**Information shown:**
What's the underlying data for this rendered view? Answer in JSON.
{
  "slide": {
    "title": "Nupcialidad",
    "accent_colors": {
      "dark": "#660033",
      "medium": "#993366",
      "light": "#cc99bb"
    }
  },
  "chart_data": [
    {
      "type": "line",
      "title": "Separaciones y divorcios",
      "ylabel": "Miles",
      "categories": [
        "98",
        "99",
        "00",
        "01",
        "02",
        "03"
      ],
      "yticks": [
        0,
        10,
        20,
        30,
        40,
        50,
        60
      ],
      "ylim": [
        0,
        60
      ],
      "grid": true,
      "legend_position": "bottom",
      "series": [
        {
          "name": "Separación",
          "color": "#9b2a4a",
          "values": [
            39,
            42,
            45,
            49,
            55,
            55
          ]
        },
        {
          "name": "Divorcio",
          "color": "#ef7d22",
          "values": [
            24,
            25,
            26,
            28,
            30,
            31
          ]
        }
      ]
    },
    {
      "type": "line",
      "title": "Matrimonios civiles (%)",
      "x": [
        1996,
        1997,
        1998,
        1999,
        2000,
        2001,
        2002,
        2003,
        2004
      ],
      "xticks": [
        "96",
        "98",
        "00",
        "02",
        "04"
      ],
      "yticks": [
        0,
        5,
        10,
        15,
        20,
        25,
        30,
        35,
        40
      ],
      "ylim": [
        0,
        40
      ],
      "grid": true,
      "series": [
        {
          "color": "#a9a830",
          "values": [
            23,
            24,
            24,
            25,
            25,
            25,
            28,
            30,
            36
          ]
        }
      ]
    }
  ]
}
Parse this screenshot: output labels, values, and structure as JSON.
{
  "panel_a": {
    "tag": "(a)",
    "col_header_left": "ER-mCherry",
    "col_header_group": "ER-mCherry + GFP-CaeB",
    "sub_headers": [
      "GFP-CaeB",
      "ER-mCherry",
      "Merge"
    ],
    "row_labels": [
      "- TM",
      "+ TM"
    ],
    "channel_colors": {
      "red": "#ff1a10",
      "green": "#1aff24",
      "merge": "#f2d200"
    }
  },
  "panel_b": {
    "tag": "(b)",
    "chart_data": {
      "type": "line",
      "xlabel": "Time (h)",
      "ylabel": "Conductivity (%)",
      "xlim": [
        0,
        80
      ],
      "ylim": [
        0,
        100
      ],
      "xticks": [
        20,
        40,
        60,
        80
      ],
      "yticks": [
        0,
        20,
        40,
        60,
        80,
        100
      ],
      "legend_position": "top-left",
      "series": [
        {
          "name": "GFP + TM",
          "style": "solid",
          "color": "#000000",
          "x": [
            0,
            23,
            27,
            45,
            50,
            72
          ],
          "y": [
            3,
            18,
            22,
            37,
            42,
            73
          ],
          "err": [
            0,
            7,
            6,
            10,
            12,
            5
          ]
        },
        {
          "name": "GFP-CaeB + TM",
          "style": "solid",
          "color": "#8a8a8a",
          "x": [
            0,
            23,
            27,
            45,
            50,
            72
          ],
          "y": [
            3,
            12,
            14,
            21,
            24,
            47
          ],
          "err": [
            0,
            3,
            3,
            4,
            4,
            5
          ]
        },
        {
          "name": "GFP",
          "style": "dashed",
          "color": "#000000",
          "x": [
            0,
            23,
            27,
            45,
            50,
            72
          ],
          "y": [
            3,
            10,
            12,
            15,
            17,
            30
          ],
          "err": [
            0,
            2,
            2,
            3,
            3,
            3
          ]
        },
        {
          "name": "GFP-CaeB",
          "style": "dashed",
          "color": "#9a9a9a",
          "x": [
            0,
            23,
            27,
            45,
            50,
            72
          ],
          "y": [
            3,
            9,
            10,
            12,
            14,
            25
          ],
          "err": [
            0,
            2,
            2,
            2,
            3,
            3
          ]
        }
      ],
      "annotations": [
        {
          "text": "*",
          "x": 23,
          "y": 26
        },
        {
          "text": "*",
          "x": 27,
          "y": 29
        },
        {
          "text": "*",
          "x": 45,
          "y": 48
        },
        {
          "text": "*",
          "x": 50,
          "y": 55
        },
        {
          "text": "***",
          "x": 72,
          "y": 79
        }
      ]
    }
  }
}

**To be done:**
All of the entries above should be written out again exactly.

**The response:**
What's the underlying data for this rendered view? Answer in JSON.
{
  "slide": {
    "title": "Nupcialidad",
    "accent_colors": {
      "dark": "#660033",
      "medium": "#993366",
      "light": "#cc99bb"
    }
  },
  "chart_data": [
    {
      "type": "line",
      "title": "Separaciones y divorcios",
      "ylabel": "Miles",
      "categories": [
        "98",
        "99",
        "00",
        "01",
        "02",
        "03"
      ],
      "yticks": [
        0,
        10,
        20,
        30,
        40,
        50,
        60
      ],
      "ylim": [
        0,
        60
      ],
      "grid": true,
      "legend_position": "bottom",
      "series": [
        {
          "name": "Separación",
          "color": "#9b2a4a",
          "values": [
            39,
            42,
            45,
            49,
            55,
            55
          ]
        },
        {
          "name": "Divorcio",
          "color": "#ef7d22",
          "values": [
            24,
            25,
            26,
            28,
            30,
            31
          ]
        }
      ]
    },
    {
      "type": "line",
      "title": "Matrimonios civiles (%)",
      "x": [
        1996,
        1997,
        1998,
        1999,
        2000,
        2001,
        2002,
        2003,
        2004
      ],
      "xticks": [
        "96",
        "98",
        "00",
        "02",
        "04"
      ],
      "yticks": [
        0,
        5,
        10,
        15,
        20,
        25,
        30,
        35,
        40
      ],
      "ylim": [
        0,
        40
      ],
      "grid": true,
      "series": [
        {
          "color": "#a9a830",
          "values": [
            23,
            24,
            24,
            25,
            25,
            25,
            28,
            30,
            36
          ]
        }
      ]
    }
  ]
}
Parse this screenshot: output labels, values, and structure as JSON.
{
  "panel_a": {
    "tag": "(a)",
    "col_header_left": "ER-mCherry",
    "col_header_group": "ER-mCherry + GFP-CaeB",
    "sub_headers": [
      "GFP-CaeB",
      "ER-mCherry",
      "Merge"
    ],
    "row_labels": [
      "- TM",
      "+ TM"
    ],
    "channel_colors": {
      "red": "#ff1a10",
      "green": "#1aff24",
      "merge": "#f2d200"
    }
  },
  "panel_b": {
    "tag": "(b)",
    "chart_data": {
      "type": "line",
      "xlabel": "Time (h)",
      "ylabel": "Conductivity (%)",
      "xlim": [
        0,
        80
      ],
      "ylim": [
        0,
        100
      ],
      "xticks": [
        20,
        40,
        60,
        80
      ],
      "yticks": [
        0,
        20,
        40,
        60,
        80,
        100
      ],
      "legend_position": "top-left",
      "series": [
        {
          "name": "GFP + TM",
          "style": "solid",
          "color": "#000000",
          "x": [
            0,
            23,
            27,
            45,
            50,
            72
          ],
          "y": [
            3,
            18,
            22,
            37,
            42,
            73
          ],
          "err": [
            0,
            7,
            6,
            10,
            12,
            5
          ]
        },
        {
          "name": "GFP-CaeB + TM",
          "style": "solid",
          "color": "#8a8a8a",
          "x": [
            0,
            23,
            27,
            45,
            50,
            72
          ],
          "y": [
            3,
            12,
            14,
            21,
            24,
            47
          ],
          "err": [
            0,
            3,
            3,
            4,
            4,
            5
          ]
        },
        {
          "name": "GFP",
          "style": "dashed",
          "color": "#000000",
          "x": [
            0,
            23,
            27,
            45,
            50,
            72
          ],
          "y": [
            3,
            10,
            12,
            15,
            17,
            30
          ],
          "err": [
            0,
            2,
            2,
            3,
            3,
            3
          ]
        },
        {
          "name": "GFP-CaeB",
          "style": "dashed",
          "color": "#9a9a9a",
          "x": [
            0,
            23,
            27,
            45,
            50,
            72
          ],
          "y": [
            3,
            9,
            10,
            12,
            14,
            25
          ],
          "err": [
            0,
            2,
            2,
            2,
            3,
            3
          ]
        }
      ],
      "annotations": [
        {
          "text": "*",
          "x": 23,
          "y": 26
        },
        {
          "text": "*",
          "x": 27,
          "y": 29
        },
        {
          "text": "*",
          "x": 45,
          "y": 48
        },
        {
          "text": "*",
          "x": 50,
          "y": 55
        },
        {
          "text": "***",
          "x": 72,
          "y": 79
        }
      ]
    }
  }
}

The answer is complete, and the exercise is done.